» **What you need to do**: Your task is to copy every line of the entries that contains "value".

--- Start of Data provided ---

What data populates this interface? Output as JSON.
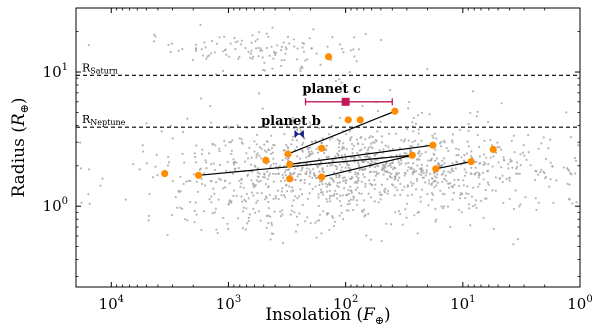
{
  "chart_data": {
    "type": "scatter",
    "title": "",
    "xlabel": "Insolation (F_⊕)",
    "ylabel": "Radius (R_⊕)",
    "xlabel_parts": {
      "main": "Insolation (",
      "var": "F",
      "sub": "⊕",
      "close": ")"
    },
    "ylabel_parts": {
      "main": "Radius (",
      "var": "R",
      "sub": "⊕",
      "close": ")"
    },
    "xscale": "log",
    "yscale": "log",
    "x_reversed": true,
    "xlim": [
      20000,
      1
    ],
    "ylim": [
      0.25,
      30
    ],
    "grid": false,
    "x_ticks": [
      {
        "value": 10000,
        "base": "10",
        "exp": "4"
      },
      {
        "value": 1000,
        "base": "10",
        "exp": "3"
      },
      {
        "value": 100,
        "base": "10",
        "exp": "2"
      },
      {
        "value": 10,
        "base": "10",
        "exp": "1"
      },
      {
        "value": 1,
        "base": "10",
        "exp": "0"
      }
    ],
    "y_ticks": [
      {
        "value": 1,
        "base": "10",
        "exp": "0"
      },
      {
        "value": 10,
        "base": "10",
        "exp": "1"
      }
    ],
    "reference_lines": [
      {
        "name": "RSaturn",
        "label_main": "R",
        "label_sub": "Saturn",
        "y": 9.45,
        "style": "dashed"
      },
      {
        "name": "RNeptune",
        "label_main": "R",
        "label_sub": "Neptune",
        "y": 3.88,
        "style": "dashed"
      }
    ],
    "highlighted_planets": [
      {
        "label": "planet c",
        "x": 100,
        "y": 6.0,
        "x_err": [
          220,
          40
        ],
        "color": "#c2185b",
        "marker": "square"
      },
      {
        "label": "planet b",
        "x": 250,
        "y": 3.45,
        "x_err": [
          270,
          230
        ],
        "color": "#1a237e",
        "marker": "bowtie"
      }
    ],
    "orange_points": [
      {
        "x": 3500,
        "y": 1.75
      },
      {
        "x": 1800,
        "y": 1.7
      },
      {
        "x": 480,
        "y": 2.2
      },
      {
        "x": 310,
        "y": 2.45
      },
      {
        "x": 300,
        "y": 2.05
      },
      {
        "x": 300,
        "y": 1.6
      },
      {
        "x": 160,
        "y": 2.7
      },
      {
        "x": 160,
        "y": 1.65
      },
      {
        "x": 140,
        "y": 13.0
      },
      {
        "x": 95,
        "y": 4.4
      },
      {
        "x": 75,
        "y": 4.4
      },
      {
        "x": 38,
        "y": 5.1
      },
      {
        "x": 27,
        "y": 2.4
      },
      {
        "x": 18,
        "y": 2.85
      },
      {
        "x": 17,
        "y": 1.9
      },
      {
        "x": 8.5,
        "y": 2.15
      },
      {
        "x": 5.5,
        "y": 2.65
      }
    ],
    "connections": [
      {
        "x1": 1800,
        "y1": 1.7,
        "x2": 27,
        "y2": 2.4
      },
      {
        "x1": 300,
        "y1": 2.05,
        "x2": 18,
        "y2": 2.85
      },
      {
        "x1": 160,
        "y1": 1.65,
        "x2": 27,
        "y2": 2.4
      },
      {
        "x1": 310,
        "y1": 2.45,
        "x2": 38,
        "y2": 5.1
      },
      {
        "x1": 17,
        "y1": 1.9,
        "x2": 8.5,
        "y2": 2.15
      }
    ],
    "background_population": {
      "name": "known planets",
      "color": "#9e9e9e",
      "count": 1400,
      "clusters": [
        {
          "weight": 0.64,
          "log_x_mean": 1.8,
          "log_x_sd": 0.82,
          "log_y_mean": 0.3,
          "log_y_sd": 0.13
        },
        {
          "weight": 0.22,
          "log_x_mean": 2.3,
          "log_x_sd": 0.85,
          "log_y_mean": 0.05,
          "log_y_sd": 0.14
        },
        {
          "weight": 0.09,
          "log_x_mean": 2.75,
          "log_x_sd": 0.45,
          "log_y_mean": 1.17,
          "log_y_sd": 0.07
        },
        {
          "weight": 0.05,
          "log_x_mean": 1.9,
          "log_x_sd": 0.8,
          "log_y_mean": 0.62,
          "log_y_sd": 0.13
        }
      ]
    },
    "colors": {
      "orange": "#ff8c00",
      "line": "#000000",
      "dashed": "#000000"
    }
  }
}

--- End of Data provided ---

» **Task solution**:
        "value": 10000,
        "value": 1000,
        "value": 100,
        "value": 10,
        "value": 1,
        "value": 1,
        "value": 10,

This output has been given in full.